(RECORDS PROVIDED)
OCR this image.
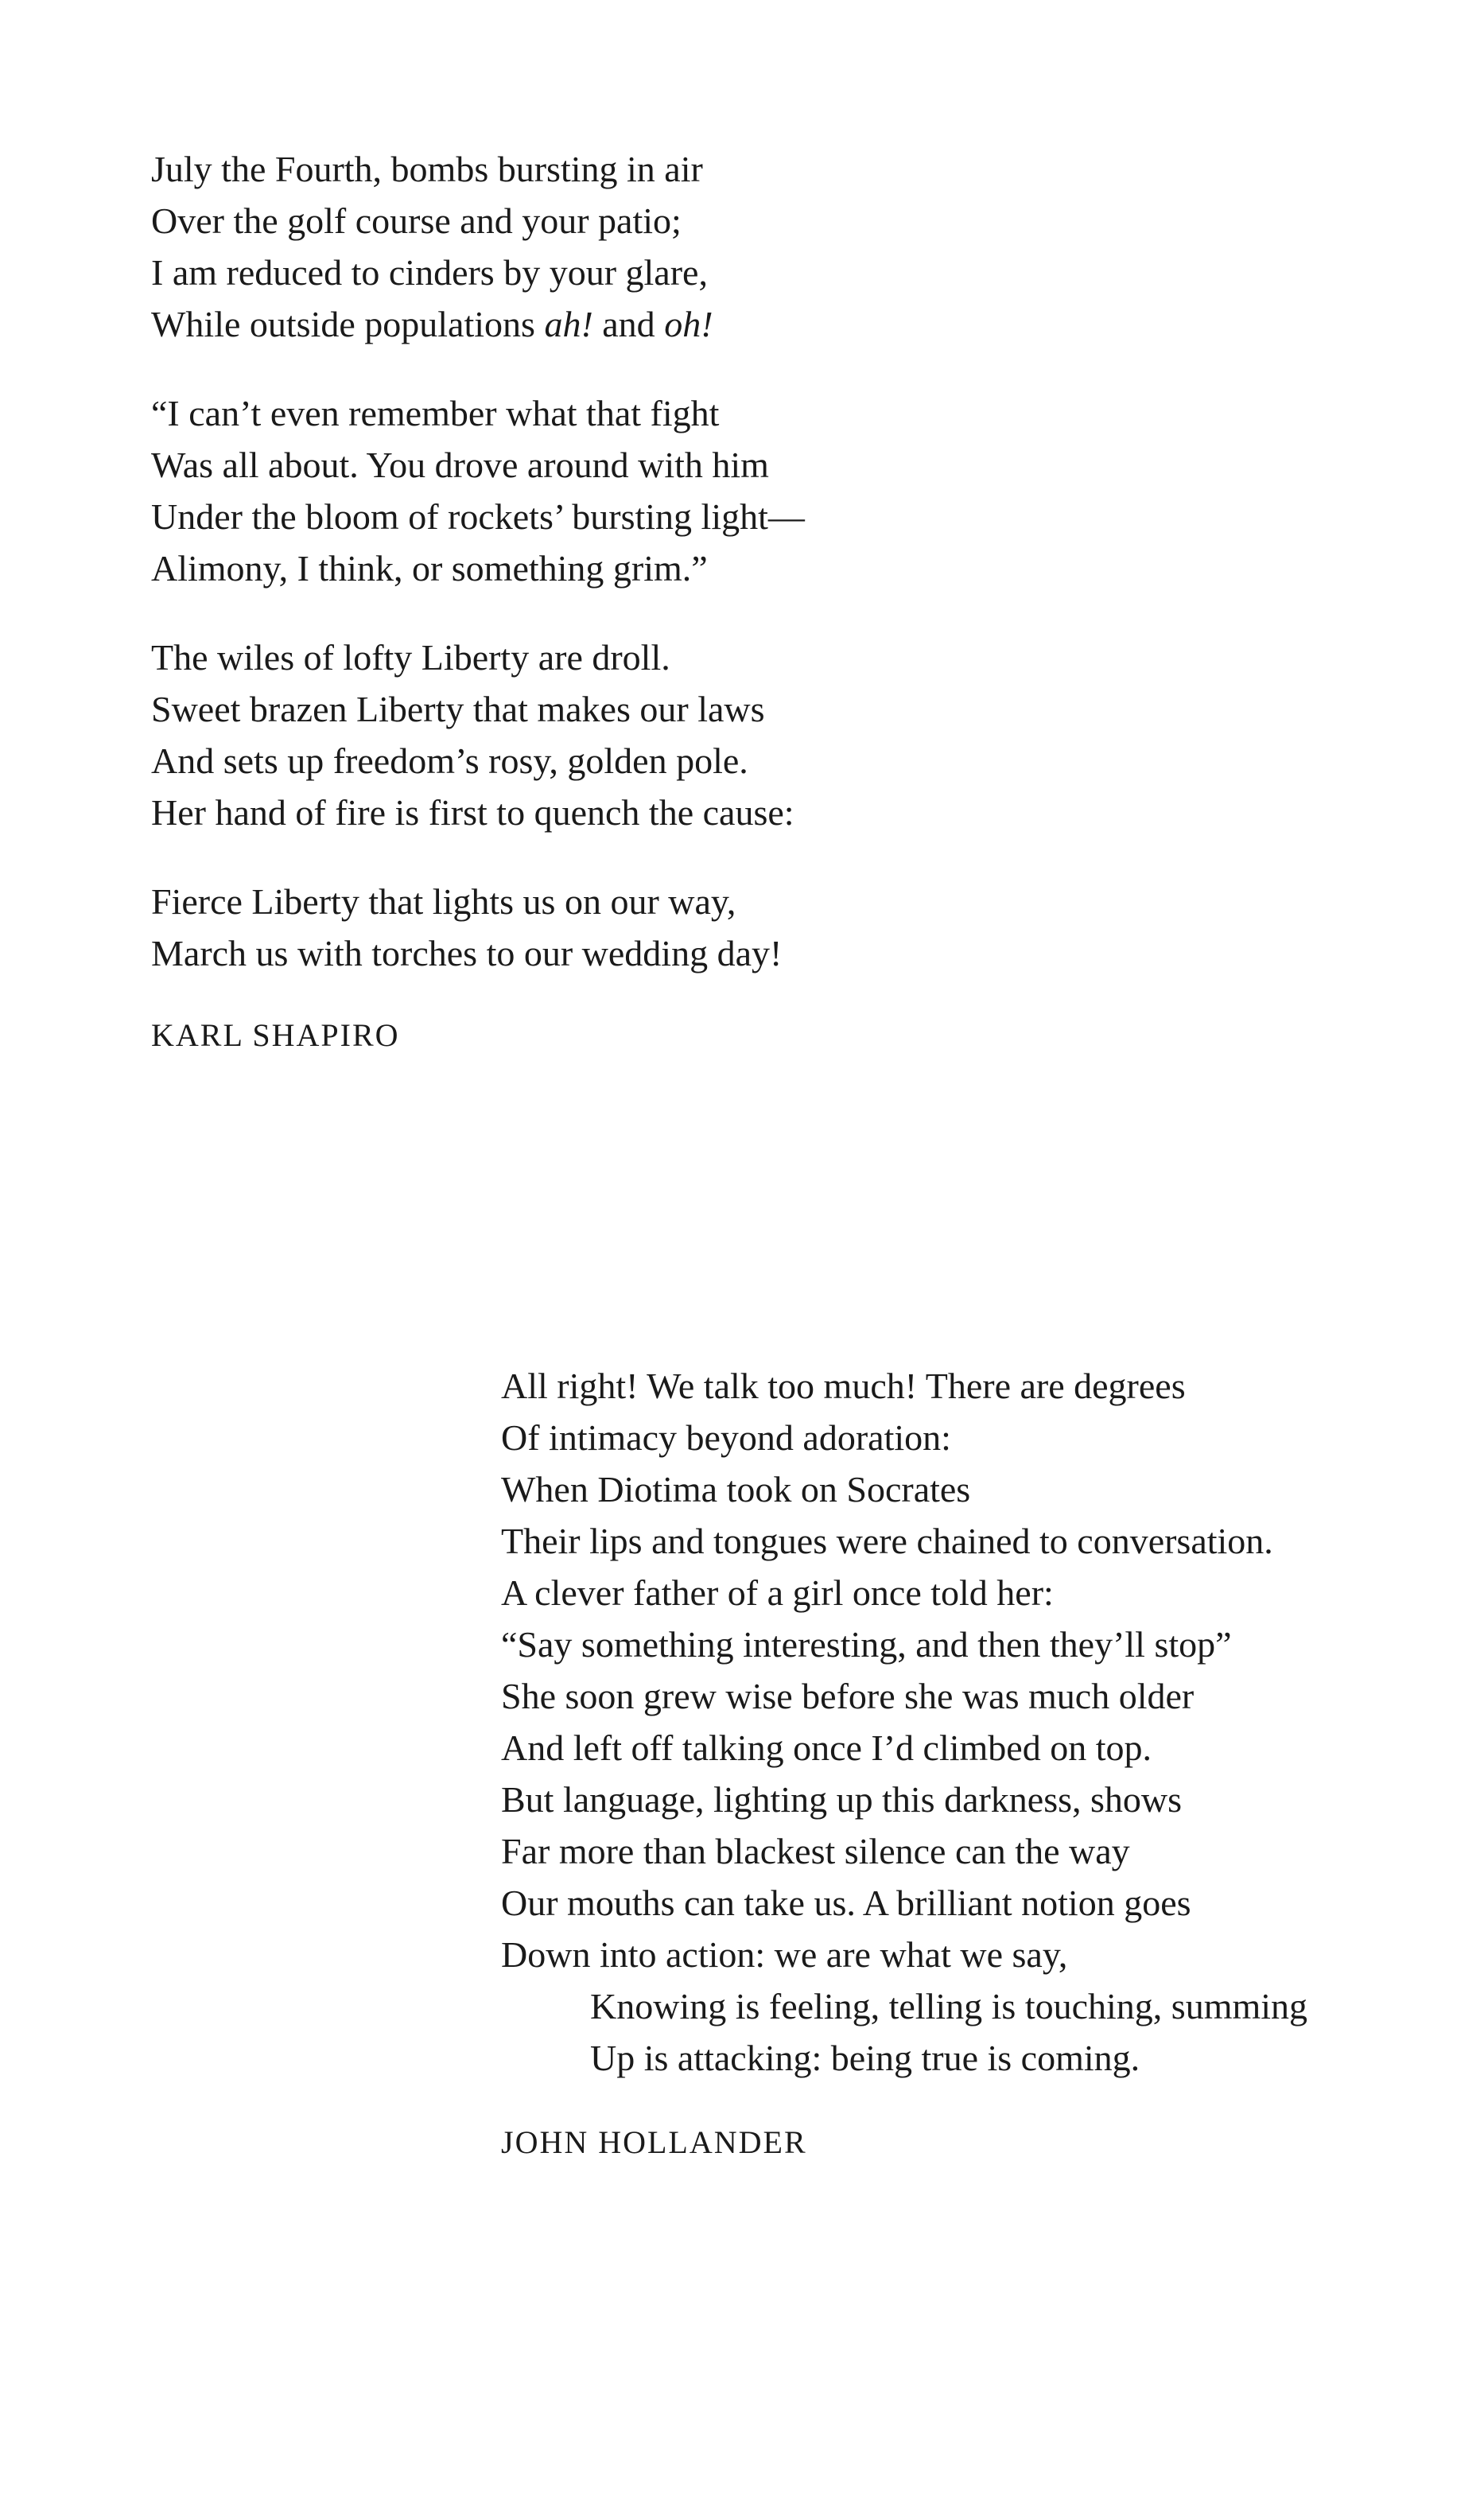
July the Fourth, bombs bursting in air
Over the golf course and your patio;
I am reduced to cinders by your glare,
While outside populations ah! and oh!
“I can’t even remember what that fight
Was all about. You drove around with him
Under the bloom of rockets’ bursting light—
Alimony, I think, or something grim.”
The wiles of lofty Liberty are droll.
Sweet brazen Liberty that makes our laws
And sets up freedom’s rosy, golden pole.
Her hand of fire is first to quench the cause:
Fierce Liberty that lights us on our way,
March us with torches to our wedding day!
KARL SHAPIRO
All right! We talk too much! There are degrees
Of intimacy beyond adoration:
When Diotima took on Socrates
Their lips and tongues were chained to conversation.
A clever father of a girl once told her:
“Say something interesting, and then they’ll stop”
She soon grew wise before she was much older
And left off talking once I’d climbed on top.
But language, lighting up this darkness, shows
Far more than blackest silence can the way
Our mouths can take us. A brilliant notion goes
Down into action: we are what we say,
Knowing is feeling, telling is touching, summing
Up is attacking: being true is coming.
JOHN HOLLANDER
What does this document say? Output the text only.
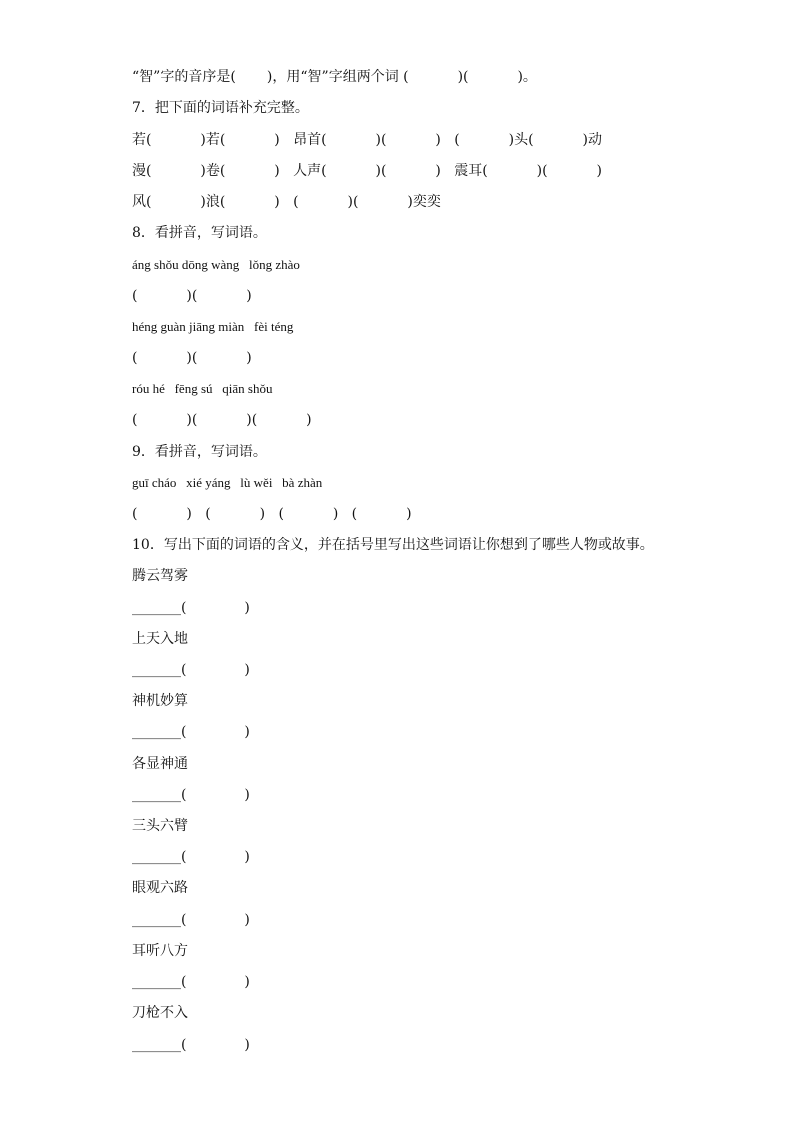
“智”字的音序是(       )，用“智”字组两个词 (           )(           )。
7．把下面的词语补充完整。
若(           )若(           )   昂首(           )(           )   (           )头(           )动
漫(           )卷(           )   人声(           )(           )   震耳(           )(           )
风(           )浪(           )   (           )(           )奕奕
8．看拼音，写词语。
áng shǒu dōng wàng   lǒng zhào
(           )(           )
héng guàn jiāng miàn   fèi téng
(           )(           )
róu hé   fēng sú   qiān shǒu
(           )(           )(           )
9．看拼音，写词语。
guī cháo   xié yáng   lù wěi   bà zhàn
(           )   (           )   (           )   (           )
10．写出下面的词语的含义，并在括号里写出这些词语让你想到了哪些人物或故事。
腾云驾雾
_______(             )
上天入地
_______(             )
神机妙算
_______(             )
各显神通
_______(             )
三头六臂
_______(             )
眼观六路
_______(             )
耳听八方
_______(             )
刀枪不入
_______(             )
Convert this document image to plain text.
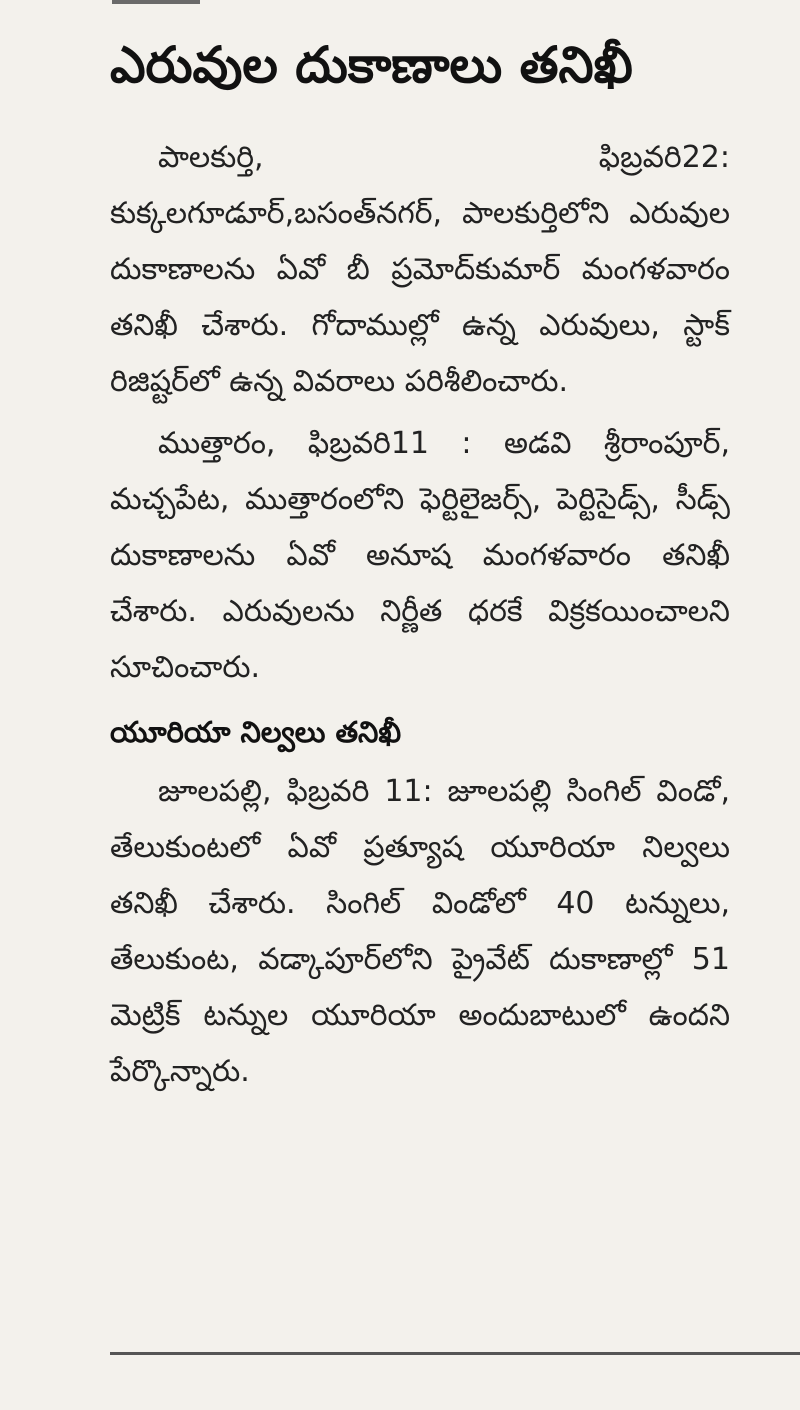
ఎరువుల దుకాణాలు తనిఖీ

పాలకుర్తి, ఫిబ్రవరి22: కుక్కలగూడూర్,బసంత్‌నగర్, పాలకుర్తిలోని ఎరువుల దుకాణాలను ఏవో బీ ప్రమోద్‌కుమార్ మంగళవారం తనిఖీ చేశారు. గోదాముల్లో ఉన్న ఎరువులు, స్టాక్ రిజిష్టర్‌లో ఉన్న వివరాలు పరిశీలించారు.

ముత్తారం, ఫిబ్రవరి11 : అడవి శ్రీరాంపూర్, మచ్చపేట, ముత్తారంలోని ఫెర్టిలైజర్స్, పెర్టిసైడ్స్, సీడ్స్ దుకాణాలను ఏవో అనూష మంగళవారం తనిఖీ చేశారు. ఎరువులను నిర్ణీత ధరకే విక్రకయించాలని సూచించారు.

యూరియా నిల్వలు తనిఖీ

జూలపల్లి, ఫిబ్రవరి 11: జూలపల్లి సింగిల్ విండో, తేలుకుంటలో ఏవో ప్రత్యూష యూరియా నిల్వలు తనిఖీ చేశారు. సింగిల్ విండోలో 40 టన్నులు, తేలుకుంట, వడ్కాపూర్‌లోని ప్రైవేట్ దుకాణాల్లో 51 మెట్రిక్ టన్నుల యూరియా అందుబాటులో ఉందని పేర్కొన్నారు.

(CHALLENGE) Print the records word for word and exclude any picture they hold.

(WRITTEN REPLY)
OCR this image.
July the Fourth, bombs bursting in air
Over the golf course and your patio;
I am reduced to cinders by your glare,
While outside populations ah! and oh!
“I can’t even remember what that fight
Was all about. You drove around with him
Under the bloom of rockets’ bursting light—
Alimony, I think, or something grim.”
The wiles of lofty Liberty are droll.
Sweet brazen Liberty that makes our laws
And sets up freedom’s rosy, golden pole.
Her hand of fire is first to quench the cause:
Fierce Liberty that lights us on our way,
March us with torches to our wedding day!
KARL SHAPIRO
All right! We talk too much! There are degrees
Of intimacy beyond adoration:
When Diotima took on Socrates
Their lips and tongues were chained to conversation.
A clever father of a girl once told her:
“Say something interesting, and then they’ll stop”
She soon grew wise before she was much older
And left off talking once I’d climbed on top.
But language, lighting up this darkness, shows
Far more than blackest silence can the way
Our mouths can take us. A brilliant notion goes
Down into action: we are what we say,
Knowing is feeling, telling is touching, summing
Up is attacking: being true is coming.
JOHN HOLLANDER
What does this document say? Output the text only.
“智”字的音序是(       )，用“智”字组两个词 (           )(           )。
7．把下面的词语补充完整。
若(           )若(           )   昂首(           )(           )   (           )头(           )动
漫(           )卷(           )   人声(           )(           )   震耳(           )(           )
风(           )浪(           )   (           )(           )奕奕
8．看拼音，写词语。
áng shǒu dōng wàng   lǒng zhào
(           )(           )
héng guàn jiāng miàn   fèi téng
(           )(           )
róu hé   fēng sú   qiān shǒu
(           )(           )(           )
9．看拼音，写词语。
guī cháo   xié yáng   lù wěi   bà zhàn
(           )   (           )   (           )   (           )
10．写出下面的词语的含义，并在括号里写出这些词语让你想到了哪些人物或故事。
腾云驾雾
_______(             )
上天入地
_______(             )
神机妙算
_______(             )
各显神通
_______(             )
三头六臂
_______(             )
眼观六路
_______(             )
耳听八方
_______(             )
刀枪不入
_______(             )
Convert this document image to plain text.
ఎరువుల దుకాణాలు తనిఖీ

పాలకుర్తి, ఫిబ్రవరి22: కుక్కలగూడూర్,బసంత్‌నగర్, పాలకుర్తిలోని ఎరువుల దుకాణాలను ఏవో బీ ప్రమోద్‌కుమార్ మంగళవారం తనిఖీ చేశారు. గోదాముల్లో ఉన్న ఎరువులు, స్టాక్ రిజిష్టర్‌లో ఉన్న వివరాలు పరిశీలించారు.

ముత్తారం, ఫిబ్రవరి11 : అడవి శ్రీరాంపూర్, మచ్చపేట, ముత్తారంలోని ఫెర్టిలైజర్స్, పెర్టిసైడ్స్, సీడ్స్ దుకాణాలను ఏవో అనూష మంగళవారం తనిఖీ చేశారు. ఎరువులను నిర్ణీత ధరకే విక్రకయించాలని సూచించారు.

యూరియా నిల్వలు తనిఖీ

జూలపల్లి, ఫిబ్రవరి 11: జూలపల్లి సింగిల్ విండో, తేలుకుంటలో ఏవో ప్రత్యూష యూరియా నిల్వలు తనిఖీ చేశారు. సింగిల్ విండోలో 40 టన్నులు, తేలుకుంట, వడ్కాపూర్‌లోని ప్రైవేట్ దుకాణాల్లో 51 మెట్రిక్ టన్నుల యూరియా అందుబాటులో ఉందని పేర్కొన్నారు.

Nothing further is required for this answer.